■ **DOCUMENT EXCERPT**

I didn't change spell recovery at all. It's part of the fabric of the game. It would also f*** up the balance. Spell casters aren't gonna dominate early in their career. That's for levels 5 and above. That's when they get the real firepower. . . .

Of course, the fifth-level magician has to be one of the most common casualties of all! It turns out there are some things out there that can take a 5HD fireball and just keep coming, no matter how cool it was to finally cast it!

My players usually eschew hirelings. I'm never quite sure why. They don't like the guilt, I think. Or paying out all the grieving families.
 

 
Posted by Jimm.Iblis
2/21/2018 12:42 pm
#36

Grimmshade wrote:

You can't get much more Sword and Sorcery than this old system. Sorcerers in those stories often rely on bodyguards, monsters, tricks, traps, alchemy, and trained "pets" to build their reputation and survive while they cast a couple actual spells.

I'm reminded of the fate of old Thugra Khotan, who

blew all his high-level spells trying to impress a girl, and had to resort to throwing a scorpion at an oncoming Conan...

Lots of food for thought here, sorry for the rant, I have a bad habit of unnecessary lecturing .
Ultimately, I would prefer to get back to rules as written myself. I do like the idea of PCs earning their badassery over time. I'm afraid I too have been spoilt by 3+ editions. With my second AS&SH/Xoth campaign, I'll definitely aim for adherence and suggest henchmen, alchemical items, scrolls, etc.
 


"Role-playing isn't storytelling. If the dungeon master is directing it, it's not a game."  ~ Gary Gygax
 
Posted by Grimmshade
2/21/2018 12:58 pm
#37

@Jimm.Iblis - Ha! Great breakdown of Thugra Khotan's fate.


"But not all men seek rest and peace; some are born with the spirit of the storm in their blood" -REH
Rambling Conan Blog

 
 
Posted by Jimm.Iblis
2/21/2018 1:16 pm
#38


All he had left was Summon Monster 1.

Last edited by Jimm.Iblis (2/21/2018 1:16 pm)


"Role-playing isn't storytelling. If the dungeon master is directing it, it's not a game."  ~ Gary Gygax
 
Posted by under_score
2/21/2018 2:31 pm
#39

Jimm.Iblis wrote:

Here is the beauty of that: through that one job, which very few of us have the time, patience, or whatever to do well, I can ease them, bit by bit, back to the foundations of the D&D experience that we love enough to take [looks at clock] well, a great deal of time deconstructing, analyzing, advising on, publishing.
 

This is very true.  In our game, the rest of the group all started with 3x, and when we first started playing together, it was kind of rough.  TPKs were frequent, they complained about having nothing to do but swing a sword each round, they didn't want to track resources, and so on.  But over the past couple years, they've evolved into a pretty efficient party.  We're a dozen sessions in with no deaths.  They spike doors, throw down incendiary fire, collect every available resource to keep themselves alive and kill enemies without risk, focus on getting the treasure over killing monsters, and generally play the kind of game that I love running.

■ **YOUR INSTRUCTIONS**
According to the forum thread, what did Thugra Khotan throw at an oncoming Conan after using up his high-level spells?

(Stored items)
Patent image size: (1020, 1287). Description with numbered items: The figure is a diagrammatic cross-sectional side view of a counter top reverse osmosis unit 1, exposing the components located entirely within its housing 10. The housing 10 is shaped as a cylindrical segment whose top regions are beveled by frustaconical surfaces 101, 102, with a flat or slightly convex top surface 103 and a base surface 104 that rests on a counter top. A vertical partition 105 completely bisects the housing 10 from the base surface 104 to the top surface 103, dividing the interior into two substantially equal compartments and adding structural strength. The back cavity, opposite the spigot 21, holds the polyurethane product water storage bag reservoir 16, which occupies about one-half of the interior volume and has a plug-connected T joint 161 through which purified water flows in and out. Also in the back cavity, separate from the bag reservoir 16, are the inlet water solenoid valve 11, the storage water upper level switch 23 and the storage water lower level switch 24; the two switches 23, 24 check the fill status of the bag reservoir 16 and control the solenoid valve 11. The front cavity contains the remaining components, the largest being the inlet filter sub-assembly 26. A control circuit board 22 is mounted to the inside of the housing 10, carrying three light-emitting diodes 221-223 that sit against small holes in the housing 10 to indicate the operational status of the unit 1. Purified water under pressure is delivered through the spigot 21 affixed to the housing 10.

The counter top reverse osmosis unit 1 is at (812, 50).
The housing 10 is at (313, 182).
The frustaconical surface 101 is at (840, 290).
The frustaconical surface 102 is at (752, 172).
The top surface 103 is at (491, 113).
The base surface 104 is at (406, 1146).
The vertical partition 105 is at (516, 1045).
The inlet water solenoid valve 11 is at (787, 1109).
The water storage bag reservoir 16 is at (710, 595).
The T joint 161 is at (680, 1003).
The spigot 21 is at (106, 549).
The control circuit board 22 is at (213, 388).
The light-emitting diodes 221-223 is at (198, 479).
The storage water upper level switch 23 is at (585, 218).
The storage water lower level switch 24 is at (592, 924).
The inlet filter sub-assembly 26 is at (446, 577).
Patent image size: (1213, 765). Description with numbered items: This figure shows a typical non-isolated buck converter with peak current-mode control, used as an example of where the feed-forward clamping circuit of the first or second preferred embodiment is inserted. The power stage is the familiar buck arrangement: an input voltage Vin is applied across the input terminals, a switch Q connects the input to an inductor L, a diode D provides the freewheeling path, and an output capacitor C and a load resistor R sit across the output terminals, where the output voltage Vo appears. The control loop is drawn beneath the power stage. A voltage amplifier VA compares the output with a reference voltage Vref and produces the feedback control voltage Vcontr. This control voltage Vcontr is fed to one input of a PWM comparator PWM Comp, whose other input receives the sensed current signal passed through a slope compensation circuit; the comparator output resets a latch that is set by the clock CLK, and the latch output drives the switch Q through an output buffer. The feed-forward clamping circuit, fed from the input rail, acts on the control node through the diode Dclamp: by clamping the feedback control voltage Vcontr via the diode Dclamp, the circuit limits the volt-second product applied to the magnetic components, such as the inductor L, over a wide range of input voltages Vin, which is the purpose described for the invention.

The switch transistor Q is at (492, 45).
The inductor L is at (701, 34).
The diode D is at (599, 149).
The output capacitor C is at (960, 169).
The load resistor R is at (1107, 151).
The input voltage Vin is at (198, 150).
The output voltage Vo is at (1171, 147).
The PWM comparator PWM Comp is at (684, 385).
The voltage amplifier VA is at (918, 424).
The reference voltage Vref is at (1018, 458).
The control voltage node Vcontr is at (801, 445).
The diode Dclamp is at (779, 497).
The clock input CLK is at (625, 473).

■ **RESPONSE AREA**
A scorpion.